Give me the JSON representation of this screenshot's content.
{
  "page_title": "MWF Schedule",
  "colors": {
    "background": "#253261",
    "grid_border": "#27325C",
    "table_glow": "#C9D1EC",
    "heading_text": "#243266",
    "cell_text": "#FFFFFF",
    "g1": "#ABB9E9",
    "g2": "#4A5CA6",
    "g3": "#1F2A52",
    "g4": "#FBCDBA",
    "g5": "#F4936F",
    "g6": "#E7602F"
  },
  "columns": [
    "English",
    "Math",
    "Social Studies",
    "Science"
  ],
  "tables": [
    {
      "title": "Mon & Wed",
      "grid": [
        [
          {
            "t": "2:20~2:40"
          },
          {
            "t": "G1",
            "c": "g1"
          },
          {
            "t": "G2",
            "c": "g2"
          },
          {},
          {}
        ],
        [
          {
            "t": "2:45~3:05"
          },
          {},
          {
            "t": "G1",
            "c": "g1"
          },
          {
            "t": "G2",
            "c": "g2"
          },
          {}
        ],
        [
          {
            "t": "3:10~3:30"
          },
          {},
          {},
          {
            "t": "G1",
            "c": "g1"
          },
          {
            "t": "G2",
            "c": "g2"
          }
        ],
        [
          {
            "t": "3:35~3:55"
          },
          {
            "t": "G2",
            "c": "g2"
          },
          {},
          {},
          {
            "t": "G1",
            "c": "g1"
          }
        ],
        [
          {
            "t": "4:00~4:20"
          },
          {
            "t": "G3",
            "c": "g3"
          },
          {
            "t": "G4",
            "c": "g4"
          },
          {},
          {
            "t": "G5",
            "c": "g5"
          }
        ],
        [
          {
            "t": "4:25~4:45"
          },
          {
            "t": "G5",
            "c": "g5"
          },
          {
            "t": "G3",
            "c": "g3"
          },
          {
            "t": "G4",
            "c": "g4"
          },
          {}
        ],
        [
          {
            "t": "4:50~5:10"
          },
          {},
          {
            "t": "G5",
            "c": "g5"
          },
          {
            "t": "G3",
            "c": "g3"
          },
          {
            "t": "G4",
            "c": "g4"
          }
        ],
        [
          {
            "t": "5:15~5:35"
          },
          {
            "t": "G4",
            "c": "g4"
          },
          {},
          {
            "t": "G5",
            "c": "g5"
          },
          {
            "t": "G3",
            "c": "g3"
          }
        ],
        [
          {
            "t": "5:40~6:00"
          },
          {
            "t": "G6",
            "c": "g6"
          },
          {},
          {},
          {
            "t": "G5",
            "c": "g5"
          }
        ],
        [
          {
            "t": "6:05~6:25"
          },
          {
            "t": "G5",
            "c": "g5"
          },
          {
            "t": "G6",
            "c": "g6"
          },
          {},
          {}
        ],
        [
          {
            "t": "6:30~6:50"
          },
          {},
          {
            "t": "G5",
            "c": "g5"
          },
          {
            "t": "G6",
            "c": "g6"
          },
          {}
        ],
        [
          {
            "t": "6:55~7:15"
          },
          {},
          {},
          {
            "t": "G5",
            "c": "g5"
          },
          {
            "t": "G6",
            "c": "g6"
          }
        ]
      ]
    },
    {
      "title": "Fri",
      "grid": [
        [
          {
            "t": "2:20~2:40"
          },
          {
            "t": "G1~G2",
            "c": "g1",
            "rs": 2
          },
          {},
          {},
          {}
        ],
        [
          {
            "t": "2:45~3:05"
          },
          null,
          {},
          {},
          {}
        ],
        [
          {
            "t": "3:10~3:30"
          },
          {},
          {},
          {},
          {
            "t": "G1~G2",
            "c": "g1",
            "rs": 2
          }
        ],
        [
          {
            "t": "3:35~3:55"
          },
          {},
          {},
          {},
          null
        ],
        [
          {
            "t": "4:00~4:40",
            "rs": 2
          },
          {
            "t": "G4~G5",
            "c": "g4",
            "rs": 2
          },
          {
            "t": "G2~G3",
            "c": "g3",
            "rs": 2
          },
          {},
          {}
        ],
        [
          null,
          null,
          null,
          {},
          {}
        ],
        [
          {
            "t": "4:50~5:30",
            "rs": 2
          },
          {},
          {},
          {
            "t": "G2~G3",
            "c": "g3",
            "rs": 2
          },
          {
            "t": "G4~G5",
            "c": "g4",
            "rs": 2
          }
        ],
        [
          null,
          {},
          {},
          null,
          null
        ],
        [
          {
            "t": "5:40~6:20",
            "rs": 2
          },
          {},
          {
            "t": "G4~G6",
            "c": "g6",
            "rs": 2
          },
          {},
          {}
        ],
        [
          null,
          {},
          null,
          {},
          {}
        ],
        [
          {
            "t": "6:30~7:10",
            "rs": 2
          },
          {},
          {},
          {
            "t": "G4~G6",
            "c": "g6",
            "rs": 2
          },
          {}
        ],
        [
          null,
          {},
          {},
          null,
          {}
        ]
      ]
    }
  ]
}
######
> _Objective_:
Output every line above without altering anything.

> _Worked solution_:
Give me the JSON representation of this screenshot's content.
{
  "page_title": "MWF Schedule",
  "colors": {
    "background": "#253261",
    "grid_border": "#27325C",
    "table_glow": "#C9D1EC",
    "heading_text": "#243266",
    "cell_text": "#FFFFFF",
    "g1": "#ABB9E9",
    "g2": "#4A5CA6",
    "g3": "#1F2A52",
    "g4": "#FBCDBA",
    "g5": "#F4936F",
    "g6": "#E7602F"
  },
  "columns": [
    "English",
    "Math",
    "Social Studies",
    "Science"
  ],
  "tables": [
    {
      "title": "Mon & Wed",
      "grid": [
        [
          {
            "t": "2:20~2:40"
          },
          {
            "t": "G1",
            "c": "g1"
          },
          {
            "t": "G2",
            "c": "g2"
          },
          {},
          {}
        ],
        [
          {
            "t": "2:45~3:05"
          },
          {},
          {
            "t": "G1",
            "c": "g1"
          },
          {
            "t": "G2",
            "c": "g2"
          },
          {}
        ],
        [
          {
            "t": "3:10~3:30"
          },
          {},
          {},
          {
            "t": "G1",
            "c": "g1"
          },
          {
            "t": "G2",
            "c": "g2"
          }
        ],
        [
          {
            "t": "3:35~3:55"
          },
          {
            "t": "G2",
            "c": "g2"
          },
          {},
          {},
          {
            "t": "G1",
            "c": "g1"
          }
        ],
        [
          {
            "t": "4:00~4:20"
          },
          {
            "t": "G3",
            "c": "g3"
          },
          {
            "t": "G4",
            "c": "g4"
          },
          {},
          {
            "t": "G5",
            "c": "g5"
          }
        ],
        [
          {
            "t": "4:25~4:45"
          },
          {
            "t": "G5",
            "c": "g5"
          },
          {
            "t": "G3",
            "c": "g3"
          },
          {
            "t": "G4",
            "c": "g4"
          },
          {}
        ],
        [
          {
            "t": "4:50~5:10"
          },
          {},
          {
            "t": "G5",
            "c": "g5"
          },
          {
            "t": "G3",
            "c": "g3"
          },
          {
            "t": "G4",
            "c": "g4"
          }
        ],
        [
          {
            "t": "5:15~5:35"
          },
          {
            "t": "G4",
            "c": "g4"
          },
          {},
          {
            "t": "G5",
            "c": "g5"
          },
          {
            "t": "G3",
            "c": "g3"
          }
        ],
        [
          {
            "t": "5:40~6:00"
          },
          {
            "t": "G6",
            "c": "g6"
          },
          {},
          {},
          {
            "t": "G5",
            "c": "g5"
          }
        ],
        [
          {
            "t": "6:05~6:25"
          },
          {
            "t": "G5",
            "c": "g5"
          },
          {
            "t": "G6",
            "c": "g6"
          },
          {},
          {}
        ],
        [
          {
            "t": "6:30~6:50"
          },
          {},
          {
            "t": "G5",
            "c": "g5"
          },
          {
            "t": "G6",
            "c": "g6"
          },
          {}
        ],
        [
          {
            "t": "6:55~7:15"
          },
          {},
          {},
          {
            "t": "G5",
            "c": "g5"
          },
          {
            "t": "G6",
            "c": "g6"
          }
        ]
      ]
    },
    {
      "title": "Fri",
      "grid": [
        [
          {
            "t": "2:20~2:40"
          },
          {
            "t": "G1~G2",
            "c": "g1",
            "rs": 2
          },
          {},
          {},
          {}
        ],
        [
          {
            "t": "2:45~3:05"
          },
          null,
          {},
          {},
          {}
        ],
        [
          {
            "t": "3:10~3:30"
          },
          {},
          {},
          {},
          {
            "t": "G1~G2",
            "c": "g1",
            "rs": 2
          }
        ],
        [
          {
            "t": "3:35~3:55"
          },
          {},
          {},
          {},
          null
        ],
        [
          {
            "t": "4:00~4:40",
            "rs": 2
          },
          {
            "t": "G4~G5",
            "c": "g4",
            "rs": 2
          },
          {
            "t": "G2~G3",
            "c": "g3",
            "rs": 2
          },
          {},
          {}
        ],
        [
          null,
          null,
          null,
          {},
          {}
        ],
        [
          {
            "t": "4:50~5:30",
            "rs": 2
          },
          {},
          {},
          {
            "t": "G2~G3",
            "c": "g3",
            "rs": 2
          },
          {
            "t": "G4~G5",
            "c": "g4",
            "rs": 2
          }
        ],
        [
          null,
          {},
          {},
          null,
          null
        ],
        [
          {
            "t": "5:40~6:20",
            "rs": 2
          },
          {},
          {
            "t": "G4~G6",
            "c": "g6",
            "rs": 2
          },
          {},
          {}
        ],
        [
          null,
          {},
          null,
          {},
          {}
        ],
        [
          {
            "t": "6:30~7:10",
            "rs": 2
          },
          {},
          {},
          {
            "t": "G4~G6",
            "c": "g6",
            "rs": 2
          },
          {}
        ],
        [
          null,
          {},
          {},
          null,
          {}
        ]
      ]
    }
  ]
}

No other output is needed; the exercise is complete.